**Figure contents as structured data**

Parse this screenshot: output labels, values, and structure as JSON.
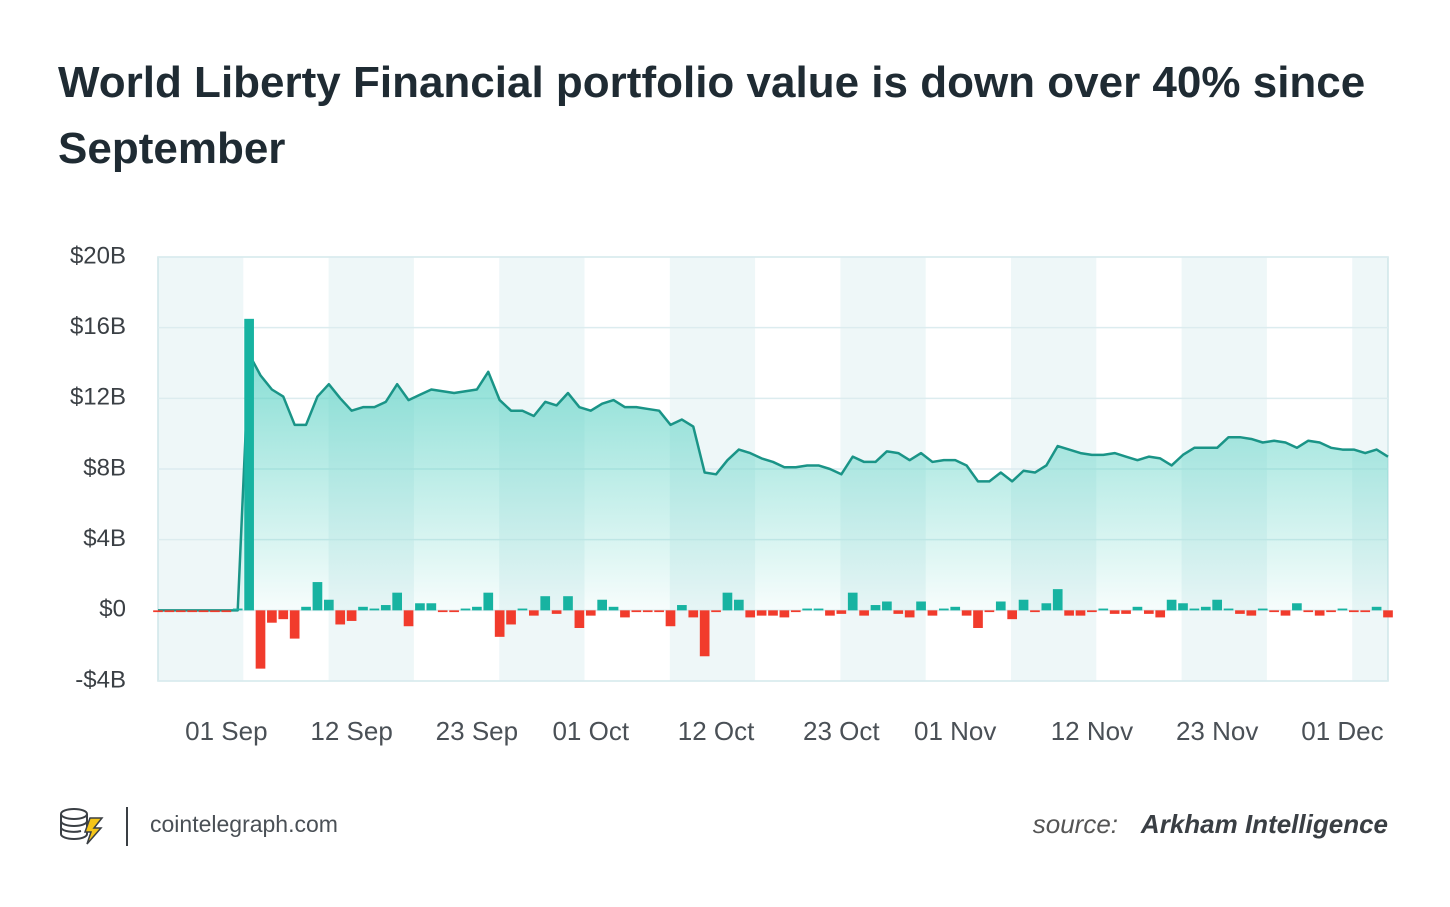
{
  "chart_data": {
    "type": "line-bar",
    "title": "World Liberty Financial portfolio value is down over 40% since September",
    "brand": "cointelegraph.com",
    "source_label": "source:",
    "source": "Arkham Intelligence",
    "categories": [
      null,
      null,
      null,
      null,
      null,
      null,
      "01 Sep",
      null,
      null,
      null,
      null,
      null,
      null,
      null,
      null,
      null,
      null,
      "12 Sep",
      null,
      null,
      null,
      null,
      null,
      null,
      null,
      null,
      null,
      null,
      "23 Sep",
      null,
      null,
      null,
      null,
      null,
      null,
      null,
      null,
      null,
      "01 Oct",
      null,
      null,
      null,
      null,
      null,
      null,
      null,
      null,
      null,
      null,
      "12 Oct",
      null,
      null,
      null,
      null,
      null,
      null,
      null,
      null,
      null,
      null,
      "23 Oct",
      null,
      null,
      null,
      null,
      null,
      null,
      null,
      null,
      null,
      "01 Nov",
      null,
      null,
      null,
      null,
      null,
      null,
      null,
      null,
      null,
      null,
      null,
      "12 Nov",
      null,
      null,
      null,
      null,
      null,
      null,
      null,
      null,
      null,
      null,
      "23 Nov",
      null,
      null,
      null,
      null,
      null,
      null,
      null,
      null,
      null,
      null,
      "01 Dec",
      null,
      null,
      null,
      null
    ],
    "series": [
      {
        "type": "area",
        "color": "#1a9487",
        "fill": "#5fd3c6",
        "values": [
          0,
          0,
          0,
          0,
          0,
          0,
          0,
          0,
          14.5,
          13.3,
          12.5,
          12.1,
          10.5,
          10.5,
          12.1,
          12.8,
          12.0,
          11.3,
          11.5,
          11.5,
          11.8,
          12.8,
          11.9,
          12.2,
          12.5,
          12.4,
          12.3,
          12.4,
          12.5,
          13.5,
          11.9,
          11.3,
          11.3,
          11.0,
          11.8,
          11.6,
          12.3,
          11.5,
          11.3,
          11.7,
          11.9,
          11.5,
          11.5,
          11.4,
          11.3,
          10.5,
          10.8,
          10.4,
          7.8,
          7.7,
          8.5,
          9.1,
          8.9,
          8.6,
          8.4,
          8.1,
          8.1,
          8.2,
          8.2,
          8.0,
          7.7,
          8.7,
          8.4,
          8.4,
          9.0,
          8.9,
          8.5,
          8.9,
          8.4,
          8.5,
          8.5,
          8.2,
          7.3,
          7.3,
          7.8,
          7.3,
          7.9,
          7.8,
          8.2,
          9.3,
          9.1,
          8.9,
          8.8,
          8.8,
          8.9,
          8.7,
          8.5,
          8.7,
          8.6,
          8.2,
          8.8,
          9.2,
          9.2,
          9.2,
          9.8,
          9.8,
          9.7,
          9.5,
          9.6,
          9.5,
          9.2,
          9.6,
          9.5,
          9.2,
          9.1,
          9.1,
          8.9,
          9.1,
          8.7
        ]
      },
      {
        "type": "bar",
        "color": "#17b3a1",
        "negative_color": "#f13b2c",
        "values": [
          -0.1,
          -0.1,
          -0.1,
          -0.1,
          -0.1,
          -0.1,
          -0.1,
          0.1,
          16.5,
          -3.3,
          -0.7,
          -0.5,
          -1.6,
          0.2,
          1.6,
          0.6,
          -0.8,
          -0.6,
          0.2,
          0.1,
          0.3,
          1.0,
          -0.9,
          0.4,
          0.4,
          -0.1,
          -0.1,
          0.1,
          0.2,
          1.0,
          -1.5,
          -0.8,
          0.1,
          -0.3,
          0.8,
          -0.2,
          0.8,
          -1.0,
          -0.3,
          0.6,
          0.2,
          -0.4,
          -0.1,
          -0.1,
          -0.1,
          -0.9,
          0.3,
          -0.4,
          -2.6,
          -0.1,
          1.0,
          0.6,
          -0.4,
          -0.3,
          -0.3,
          -0.4,
          -0.1,
          0.1,
          0.1,
          -0.3,
          -0.2,
          1.0,
          -0.3,
          0.3,
          0.5,
          -0.2,
          -0.4,
          0.5,
          -0.3,
          0.1,
          0.2,
          -0.3,
          -1.0,
          -0.1,
          0.5,
          -0.5,
          0.6,
          -0.1,
          0.4,
          1.2,
          -0.3,
          -0.3,
          -0.1,
          0.1,
          -0.2,
          -0.2,
          0.2,
          -0.2,
          -0.4,
          0.6,
          0.4,
          0.1,
          0.2,
          0.6,
          0.1,
          -0.2,
          -0.3,
          0.1,
          -0.1,
          -0.3,
          0.4,
          -0.1,
          -0.3,
          -0.1,
          0.1,
          -0.1,
          -0.1,
          0.2,
          -0.4
        ]
      }
    ],
    "ylim": [
      -4,
      20
    ],
    "yticks": [
      {
        "value": -4,
        "label": "-$4B"
      },
      {
        "value": 0,
        "label": "$0"
      },
      {
        "value": 4,
        "label": "$4B"
      },
      {
        "value": 8,
        "label": "$8B"
      },
      {
        "value": 12,
        "label": "$12B"
      },
      {
        "value": 16,
        "label": "$16B"
      },
      {
        "value": 20,
        "label": "$20B"
      }
    ],
    "grid": true
  }
}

**Task instructions**
Copy out all the data without changing anything, and drop the pictures.

**Expected answer**
Parse this screenshot: output labels, values, and structure as JSON.
{
  "chart_data": {
    "type": "line-bar",
    "title": "World Liberty Financial portfolio value is down over 40% since September",
    "brand": "cointelegraph.com",
    "source_label": "source:",
    "source": "Arkham Intelligence",
    "categories": [
      null,
      null,
      null,
      null,
      null,
      null,
      "01 Sep",
      null,
      null,
      null,
      null,
      null,
      null,
      null,
      null,
      null,
      null,
      "12 Sep",
      null,
      null,
      null,
      null,
      null,
      null,
      null,
      null,
      null,
      null,
      "23 Sep",
      null,
      null,
      null,
      null,
      null,
      null,
      null,
      null,
      null,
      "01 Oct",
      null,
      null,
      null,
      null,
      null,
      null,
      null,
      null,
      null,
      null,
      "12 Oct",
      null,
      null,
      null,
      null,
      null,
      null,
      null,
      null,
      null,
      null,
      "23 Oct",
      null,
      null,
      null,
      null,
      null,
      null,
      null,
      null,
      null,
      "01 Nov",
      null,
      null,
      null,
      null,
      null,
      null,
      null,
      null,
      null,
      null,
      null,
      "12 Nov",
      null,
      null,
      null,
      null,
      null,
      null,
      null,
      null,
      null,
      null,
      "23 Nov",
      null,
      null,
      null,
      null,
      null,
      null,
      null,
      null,
      null,
      null,
      "01 Dec",
      null,
      null,
      null,
      null
    ],
    "series": [
      {
        "type": "area",
        "color": "#1a9487",
        "fill": "#5fd3c6",
        "values": [
          0,
          0,
          0,
          0,
          0,
          0,
          0,
          0,
          14.5,
          13.3,
          12.5,
          12.1,
          10.5,
          10.5,
          12.1,
          12.8,
          12.0,
          11.3,
          11.5,
          11.5,
          11.8,
          12.8,
          11.9,
          12.2,
          12.5,
          12.4,
          12.3,
          12.4,
          12.5,
          13.5,
          11.9,
          11.3,
          11.3,
          11.0,
          11.8,
          11.6,
          12.3,
          11.5,
          11.3,
          11.7,
          11.9,
          11.5,
          11.5,
          11.4,
          11.3,
          10.5,
          10.8,
          10.4,
          7.8,
          7.7,
          8.5,
          9.1,
          8.9,
          8.6,
          8.4,
          8.1,
          8.1,
          8.2,
          8.2,
          8.0,
          7.7,
          8.7,
          8.4,
          8.4,
          9.0,
          8.9,
          8.5,
          8.9,
          8.4,
          8.5,
          8.5,
          8.2,
          7.3,
          7.3,
          7.8,
          7.3,
          7.9,
          7.8,
          8.2,
          9.3,
          9.1,
          8.9,
          8.8,
          8.8,
          8.9,
          8.7,
          8.5,
          8.7,
          8.6,
          8.2,
          8.8,
          9.2,
          9.2,
          9.2,
          9.8,
          9.8,
          9.7,
          9.5,
          9.6,
          9.5,
          9.2,
          9.6,
          9.5,
          9.2,
          9.1,
          9.1,
          8.9,
          9.1,
          8.7
        ]
      },
      {
        "type": "bar",
        "color": "#17b3a1",
        "negative_color": "#f13b2c",
        "values": [
          -0.1,
          -0.1,
          -0.1,
          -0.1,
          -0.1,
          -0.1,
          -0.1,
          0.1,
          16.5,
          -3.3,
          -0.7,
          -0.5,
          -1.6,
          0.2,
          1.6,
          0.6,
          -0.8,
          -0.6,
          0.2,
          0.1,
          0.3,
          1.0,
          -0.9,
          0.4,
          0.4,
          -0.1,
          -0.1,
          0.1,
          0.2,
          1.0,
          -1.5,
          -0.8,
          0.1,
          -0.3,
          0.8,
          -0.2,
          0.8,
          -1.0,
          -0.3,
          0.6,
          0.2,
          -0.4,
          -0.1,
          -0.1,
          -0.1,
          -0.9,
          0.3,
          -0.4,
          -2.6,
          -0.1,
          1.0,
          0.6,
          -0.4,
          -0.3,
          -0.3,
          -0.4,
          -0.1,
          0.1,
          0.1,
          -0.3,
          -0.2,
          1.0,
          -0.3,
          0.3,
          0.5,
          -0.2,
          -0.4,
          0.5,
          -0.3,
          0.1,
          0.2,
          -0.3,
          -1.0,
          -0.1,
          0.5,
          -0.5,
          0.6,
          -0.1,
          0.4,
          1.2,
          -0.3,
          -0.3,
          -0.1,
          0.1,
          -0.2,
          -0.2,
          0.2,
          -0.2,
          -0.4,
          0.6,
          0.4,
          0.1,
          0.2,
          0.6,
          0.1,
          -0.2,
          -0.3,
          0.1,
          -0.1,
          -0.3,
          0.4,
          -0.1,
          -0.3,
          -0.1,
          0.1,
          -0.1,
          -0.1,
          0.2,
          -0.4
        ]
      }
    ],
    "ylim": [
      -4,
      20
    ],
    "yticks": [
      {
        "value": -4,
        "label": "-$4B"
      },
      {
        "value": 0,
        "label": "$0"
      },
      {
        "value": 4,
        "label": "$4B"
      },
      {
        "value": 8,
        "label": "$8B"
      },
      {
        "value": 12,
        "label": "$12B"
      },
      {
        "value": 16,
        "label": "$16B"
      },
      {
        "value": 20,
        "label": "$20B"
      }
    ],
    "grid": true
  }
}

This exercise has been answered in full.